> [DATASET EXCERPTS]
***

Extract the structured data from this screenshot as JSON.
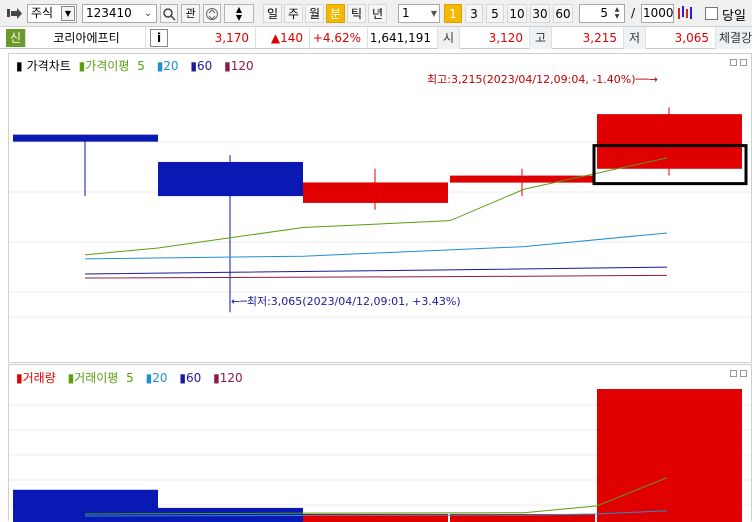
{
  "toolbar": {
    "market_select": "주식",
    "code_input": "123410",
    "btn_gwan": "관",
    "period_buttons": [
      "일",
      "주",
      "월",
      "분",
      "틱",
      "년"
    ],
    "active_period": "분",
    "interval_value": "1",
    "minute_buttons": [
      "1",
      "3",
      "5",
      "10",
      "30",
      "60"
    ],
    "active_minute": "1",
    "count_value": "5",
    "slash": "/",
    "total_value": "1000",
    "today_label": "당일"
  },
  "quote": {
    "badge": "신",
    "name": "코리아에프티",
    "info": "i",
    "price": "3,170",
    "change": "▲140",
    "rate": "+4.62%",
    "volume": "1,641,191",
    "open_label": "시",
    "open": "3,120",
    "high_label": "고",
    "high": "3,215",
    "low_label": "저",
    "low": "3,065",
    "cut_label": "체결강"
  },
  "price_panel": {
    "legend_title": "가격차트",
    "legend_ma": "가격이평",
    "ma_periods": [
      "5",
      "20",
      "60",
      "120"
    ],
    "high_annotation": "최고:3,215(2023/04/12,09:04, -1.40%)",
    "low_annotation": "최저:3,065(2023/04/12,09:01, +3.43%)"
  },
  "volume_panel": {
    "legend_title": "거래량",
    "legend_ma": "거래이평",
    "ma_periods": [
      "5",
      "20",
      "60",
      "120"
    ]
  },
  "colors": {
    "up": "#e00000",
    "down": "#0a18b4",
    "ma5": "#5a9e10",
    "ma20": "#2090d0",
    "ma60": "#1a1a9a",
    "ma120": "#8a1a4a",
    "active": "#f5b800",
    "highlight_box": "#000000"
  },
  "chart_data": {
    "type": "candlestick",
    "candles": [
      {
        "open": 3195,
        "high": 3195,
        "low": 3150,
        "close": 3190
      },
      {
        "open": 3175,
        "high": 3180,
        "low": 3065,
        "close": 3150
      },
      {
        "open": 3145,
        "high": 3170,
        "low": 3140,
        "close": 3160
      },
      {
        "open": 3160,
        "high": 3170,
        "low": 3150,
        "close": 3165
      },
      {
        "open": 3170,
        "high": 3215,
        "low": 3165,
        "close": 3210
      }
    ],
    "volume": [
      80,
      35,
      20,
      20,
      330
    ],
    "ma5": [
      3107,
      3112,
      3127,
      3132,
      3155,
      3178
    ],
    "ma20": [
      3104,
      3106,
      3113,
      3123
    ],
    "ma60": [
      3093,
      3096,
      3098
    ],
    "ma120": [
      3090,
      3091,
      3092
    ],
    "vol_ma5": [
      20,
      22,
      23,
      40,
      110
    ],
    "vol_ma20": [
      15,
      16,
      17,
      20,
      28
    ],
    "highlighted_candle": 4
  }
}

***

> [WHAT IS EXPECTED] Find the lines containing "close" and list every one of them.

> [TASK RESPONSE]
        "close": 3190
        "close": 3150
        "close": 3160
        "close": 3165
        "close": 3210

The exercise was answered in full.